==== Given information
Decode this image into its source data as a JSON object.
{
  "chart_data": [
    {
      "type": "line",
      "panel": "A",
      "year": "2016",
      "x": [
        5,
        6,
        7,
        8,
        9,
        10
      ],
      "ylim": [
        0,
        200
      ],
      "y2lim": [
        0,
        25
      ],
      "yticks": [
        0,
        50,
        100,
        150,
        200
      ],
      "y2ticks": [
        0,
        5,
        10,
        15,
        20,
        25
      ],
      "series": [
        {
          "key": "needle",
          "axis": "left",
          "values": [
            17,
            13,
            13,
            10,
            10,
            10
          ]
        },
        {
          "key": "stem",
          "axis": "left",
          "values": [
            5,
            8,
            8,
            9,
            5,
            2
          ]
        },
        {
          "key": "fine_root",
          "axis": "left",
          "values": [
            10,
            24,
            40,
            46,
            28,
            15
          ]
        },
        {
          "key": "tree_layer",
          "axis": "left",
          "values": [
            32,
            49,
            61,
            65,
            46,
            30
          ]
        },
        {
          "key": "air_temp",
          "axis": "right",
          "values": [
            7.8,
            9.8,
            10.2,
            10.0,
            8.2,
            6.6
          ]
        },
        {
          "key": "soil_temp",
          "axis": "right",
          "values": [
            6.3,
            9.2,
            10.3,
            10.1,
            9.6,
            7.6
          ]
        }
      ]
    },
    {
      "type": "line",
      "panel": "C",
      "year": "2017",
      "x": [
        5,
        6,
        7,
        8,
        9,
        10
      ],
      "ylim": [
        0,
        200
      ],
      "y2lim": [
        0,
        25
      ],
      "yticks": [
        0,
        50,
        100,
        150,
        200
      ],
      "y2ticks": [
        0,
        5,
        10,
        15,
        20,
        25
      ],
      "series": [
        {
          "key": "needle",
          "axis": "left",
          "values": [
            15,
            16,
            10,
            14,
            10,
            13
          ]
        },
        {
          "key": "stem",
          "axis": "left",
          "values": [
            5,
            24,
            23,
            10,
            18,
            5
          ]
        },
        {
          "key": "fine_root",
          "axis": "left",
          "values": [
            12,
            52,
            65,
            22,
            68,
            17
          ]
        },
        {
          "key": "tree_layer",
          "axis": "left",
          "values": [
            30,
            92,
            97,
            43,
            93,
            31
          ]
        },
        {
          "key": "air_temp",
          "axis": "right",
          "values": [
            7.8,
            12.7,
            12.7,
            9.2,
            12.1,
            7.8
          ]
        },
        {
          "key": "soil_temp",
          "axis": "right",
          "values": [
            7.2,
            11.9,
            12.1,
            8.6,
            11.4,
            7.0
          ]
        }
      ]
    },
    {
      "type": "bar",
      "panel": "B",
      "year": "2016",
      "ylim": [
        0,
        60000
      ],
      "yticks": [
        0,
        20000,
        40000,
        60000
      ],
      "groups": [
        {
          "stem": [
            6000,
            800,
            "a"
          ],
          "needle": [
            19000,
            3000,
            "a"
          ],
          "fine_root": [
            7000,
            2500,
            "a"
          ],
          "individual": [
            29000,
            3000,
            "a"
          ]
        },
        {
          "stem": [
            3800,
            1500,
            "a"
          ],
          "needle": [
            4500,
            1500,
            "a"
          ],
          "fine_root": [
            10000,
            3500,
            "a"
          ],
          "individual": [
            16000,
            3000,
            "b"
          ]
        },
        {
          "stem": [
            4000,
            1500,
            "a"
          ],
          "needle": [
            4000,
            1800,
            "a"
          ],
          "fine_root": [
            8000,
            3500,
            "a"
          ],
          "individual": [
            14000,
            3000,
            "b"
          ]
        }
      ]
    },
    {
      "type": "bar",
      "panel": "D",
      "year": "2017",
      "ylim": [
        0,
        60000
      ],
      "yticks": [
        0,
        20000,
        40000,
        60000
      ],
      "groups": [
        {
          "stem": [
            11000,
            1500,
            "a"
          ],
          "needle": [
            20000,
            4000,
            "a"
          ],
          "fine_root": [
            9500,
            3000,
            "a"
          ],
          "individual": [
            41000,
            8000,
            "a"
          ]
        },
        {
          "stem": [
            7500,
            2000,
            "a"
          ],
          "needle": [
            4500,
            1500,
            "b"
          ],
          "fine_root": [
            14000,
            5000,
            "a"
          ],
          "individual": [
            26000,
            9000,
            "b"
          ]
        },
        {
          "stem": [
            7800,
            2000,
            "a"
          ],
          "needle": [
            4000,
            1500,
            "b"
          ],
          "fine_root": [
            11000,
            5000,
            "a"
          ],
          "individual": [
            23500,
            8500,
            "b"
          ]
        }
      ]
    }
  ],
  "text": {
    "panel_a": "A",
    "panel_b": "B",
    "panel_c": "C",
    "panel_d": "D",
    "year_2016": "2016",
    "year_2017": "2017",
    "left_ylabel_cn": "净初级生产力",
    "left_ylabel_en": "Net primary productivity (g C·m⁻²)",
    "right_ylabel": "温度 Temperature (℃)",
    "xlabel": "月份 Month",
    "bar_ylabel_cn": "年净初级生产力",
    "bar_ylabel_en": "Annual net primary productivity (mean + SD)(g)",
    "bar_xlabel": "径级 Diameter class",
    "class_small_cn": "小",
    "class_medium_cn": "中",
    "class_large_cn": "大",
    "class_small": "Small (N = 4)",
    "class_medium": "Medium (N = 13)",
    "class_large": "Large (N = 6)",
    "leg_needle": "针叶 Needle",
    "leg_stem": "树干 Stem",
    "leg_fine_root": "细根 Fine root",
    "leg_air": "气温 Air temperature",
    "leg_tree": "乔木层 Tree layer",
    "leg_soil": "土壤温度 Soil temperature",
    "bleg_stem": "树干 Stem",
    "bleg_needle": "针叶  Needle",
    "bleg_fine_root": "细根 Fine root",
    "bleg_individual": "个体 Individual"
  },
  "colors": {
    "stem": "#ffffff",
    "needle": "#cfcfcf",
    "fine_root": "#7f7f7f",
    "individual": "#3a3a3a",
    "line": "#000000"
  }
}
========
To do = Recopy all the lines exactly as they appear.

Completed task =
Decode this image into its source data as a JSON object.
{
  "chart_data": [
    {
      "type": "line",
      "panel": "A",
      "year": "2016",
      "x": [
        5,
        6,
        7,
        8,
        9,
        10
      ],
      "ylim": [
        0,
        200
      ],
      "y2lim": [
        0,
        25
      ],
      "yticks": [
        0,
        50,
        100,
        150,
        200
      ],
      "y2ticks": [
        0,
        5,
        10,
        15,
        20,
        25
      ],
      "series": [
        {
          "key": "needle",
          "axis": "left",
          "values": [
            17,
            13,
            13,
            10,
            10,
            10
          ]
        },
        {
          "key": "stem",
          "axis": "left",
          "values": [
            5,
            8,
            8,
            9,
            5,
            2
          ]
        },
        {
          "key": "fine_root",
          "axis": "left",
          "values": [
            10,
            24,
            40,
            46,
            28,
            15
          ]
        },
        {
          "key": "tree_layer",
          "axis": "left",
          "values": [
            32,
            49,
            61,
            65,
            46,
            30
          ]
        },
        {
          "key": "air_temp",
          "axis": "right",
          "values": [
            7.8,
            9.8,
            10.2,
            10.0,
            8.2,
            6.6
          ]
        },
        {
          "key": "soil_temp",
          "axis": "right",
          "values": [
            6.3,
            9.2,
            10.3,
            10.1,
            9.6,
            7.6
          ]
        }
      ]
    },
    {
      "type": "line",
      "panel": "C",
      "year": "2017",
      "x": [
        5,
        6,
        7,
        8,
        9,
        10
      ],
      "ylim": [
        0,
        200
      ],
      "y2lim": [
        0,
        25
      ],
      "yticks": [
        0,
        50,
        100,
        150,
        200
      ],
      "y2ticks": [
        0,
        5,
        10,
        15,
        20,
        25
      ],
      "series": [
        {
          "key": "needle",
          "axis": "left",
          "values": [
            15,
            16,
            10,
            14,
            10,
            13
          ]
        },
        {
          "key": "stem",
          "axis": "left",
          "values": [
            5,
            24,
            23,
            10,
            18,
            5
          ]
        },
        {
          "key": "fine_root",
          "axis": "left",
          "values": [
            12,
            52,
            65,
            22,
            68,
            17
          ]
        },
        {
          "key": "tree_layer",
          "axis": "left",
          "values": [
            30,
            92,
            97,
            43,
            93,
            31
          ]
        },
        {
          "key": "air_temp",
          "axis": "right",
          "values": [
            7.8,
            12.7,
            12.7,
            9.2,
            12.1,
            7.8
          ]
        },
        {
          "key": "soil_temp",
          "axis": "right",
          "values": [
            7.2,
            11.9,
            12.1,
            8.6,
            11.4,
            7.0
          ]
        }
      ]
    },
    {
      "type": "bar",
      "panel": "B",
      "year": "2016",
      "ylim": [
        0,
        60000
      ],
      "yticks": [
        0,
        20000,
        40000,
        60000
      ],
      "groups": [
        {
          "stem": [
            6000,
            800,
            "a"
          ],
          "needle": [
            19000,
            3000,
            "a"
          ],
          "fine_root": [
            7000,
            2500,
            "a"
          ],
          "individual": [
            29000,
            3000,
            "a"
          ]
        },
        {
          "stem": [
            3800,
            1500,
            "a"
          ],
          "needle": [
            4500,
            1500,
            "a"
          ],
          "fine_root": [
            10000,
            3500,
            "a"
          ],
          "individual": [
            16000,
            3000,
            "b"
          ]
        },
        {
          "stem": [
            4000,
            1500,
            "a"
          ],
          "needle": [
            4000,
            1800,
            "a"
          ],
          "fine_root": [
            8000,
            3500,
            "a"
          ],
          "individual": [
            14000,
            3000,
            "b"
          ]
        }
      ]
    },
    {
      "type": "bar",
      "panel": "D",
      "year": "2017",
      "ylim": [
        0,
        60000
      ],
      "yticks": [
        0,
        20000,
        40000,
        60000
      ],
      "groups": [
        {
          "stem": [
            11000,
            1500,
            "a"
          ],
          "needle": [
            20000,
            4000,
            "a"
          ],
          "fine_root": [
            9500,
            3000,
            "a"
          ],
          "individual": [
            41000,
            8000,
            "a"
          ]
        },
        {
          "stem": [
            7500,
            2000,
            "a"
          ],
          "needle": [
            4500,
            1500,
            "b"
          ],
          "fine_root": [
            14000,
            5000,
            "a"
          ],
          "individual": [
            26000,
            9000,
            "b"
          ]
        },
        {
          "stem": [
            7800,
            2000,
            "a"
          ],
          "needle": [
            4000,
            1500,
            "b"
          ],
          "fine_root": [
            11000,
            5000,
            "a"
          ],
          "individual": [
            23500,
            8500,
            "b"
          ]
        }
      ]
    }
  ],
  "text": {
    "panel_a": "A",
    "panel_b": "B",
    "panel_c": "C",
    "panel_d": "D",
    "year_2016": "2016",
    "year_2017": "2017",
    "left_ylabel_cn": "净初级生产力",
    "left_ylabel_en": "Net primary productivity (g C·m⁻²)",
    "right_ylabel": "温度 Temperature (℃)",
    "xlabel": "月份 Month",
    "bar_ylabel_cn": "年净初级生产力",
    "bar_ylabel_en": "Annual net primary productivity (mean + SD)(g)",
    "bar_xlabel": "径级 Diameter class",
    "class_small_cn": "小",
    "class_medium_cn": "中",
    "class_large_cn": "大",
    "class_small": "Small (N = 4)",
    "class_medium": "Medium (N = 13)",
    "class_large": "Large (N = 6)",
    "leg_needle": "针叶 Needle",
    "leg_stem": "树干 Stem",
    "leg_fine_root": "细根 Fine root",
    "leg_air": "气温 Air temperature",
    "leg_tree": "乔木层 Tree layer",
    "leg_soil": "土壤温度 Soil temperature",
    "bleg_stem": "树干 Stem",
    "bleg_needle": "针叶  Needle",
    "bleg_fine_root": "细根 Fine root",
    "bleg_individual": "个体 Individual"
  },
  "colors": {
    "stem": "#ffffff",
    "needle": "#cfcfcf",
    "fine_root": "#7f7f7f",
    "individual": "#3a3a3a",
    "line": "#000000"
  }
}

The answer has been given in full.